» Exercise material:
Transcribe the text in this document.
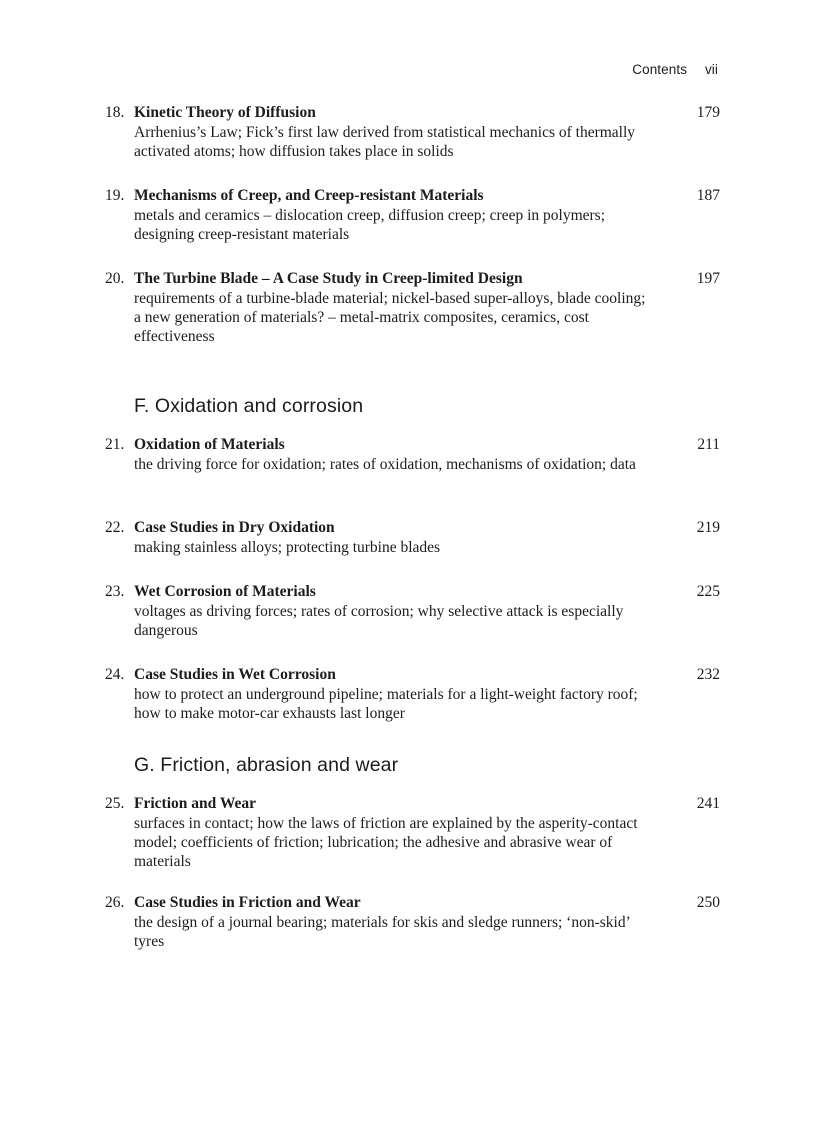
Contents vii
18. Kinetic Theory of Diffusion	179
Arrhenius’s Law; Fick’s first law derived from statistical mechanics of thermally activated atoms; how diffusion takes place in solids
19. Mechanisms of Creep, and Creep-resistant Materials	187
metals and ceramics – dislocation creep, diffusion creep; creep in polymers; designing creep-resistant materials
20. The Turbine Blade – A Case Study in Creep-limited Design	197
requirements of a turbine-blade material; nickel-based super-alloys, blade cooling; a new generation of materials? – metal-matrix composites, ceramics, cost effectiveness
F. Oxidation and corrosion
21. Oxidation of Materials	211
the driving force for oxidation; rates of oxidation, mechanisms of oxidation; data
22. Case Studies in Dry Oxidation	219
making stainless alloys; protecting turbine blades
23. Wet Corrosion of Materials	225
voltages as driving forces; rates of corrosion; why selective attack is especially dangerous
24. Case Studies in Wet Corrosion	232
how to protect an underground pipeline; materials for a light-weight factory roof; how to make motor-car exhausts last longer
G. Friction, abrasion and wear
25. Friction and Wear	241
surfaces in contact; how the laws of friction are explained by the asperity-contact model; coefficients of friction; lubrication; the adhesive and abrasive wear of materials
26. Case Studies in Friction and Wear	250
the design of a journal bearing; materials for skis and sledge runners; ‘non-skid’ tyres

» Problem to solve: An exact transcription of all the entries is required, without the pictures.

» Written response:
Transcribe the text in this document.
Contents vii
18. Kinetic Theory of Diffusion	179
Arrhenius’s Law; Fick’s first law derived from statistical mechanics of thermally activated atoms; how diffusion takes place in solids
19. Mechanisms of Creep, and Creep-resistant Materials	187
metals and ceramics – dislocation creep, diffusion creep; creep in polymers; designing creep-resistant materials
20. The Turbine Blade – A Case Study in Creep-limited Design	197
requirements of a turbine-blade material; nickel-based super-alloys, blade cooling; a new generation of materials? – metal-matrix composites, ceramics, cost effectiveness
F. Oxidation and corrosion
21. Oxidation of Materials	211
the driving force for oxidation; rates of oxidation, mechanisms of oxidation; data
22. Case Studies in Dry Oxidation	219
making stainless alloys; protecting turbine blades
23. Wet Corrosion of Materials	225
voltages as driving forces; rates of corrosion; why selective attack is especially dangerous
24. Case Studies in Wet Corrosion	232
how to protect an underground pipeline; materials for a light-weight factory roof; how to make motor-car exhausts last longer
G. Friction, abrasion and wear
25. Friction and Wear	241
surfaces in contact; how the laws of friction are explained by the asperity-contact model; coefficients of friction; lubrication; the adhesive and abrasive wear of materials
26. Case Studies in Friction and Wear	250
the design of a journal bearing; materials for skis and sledge runners; ‘non-skid’ tyres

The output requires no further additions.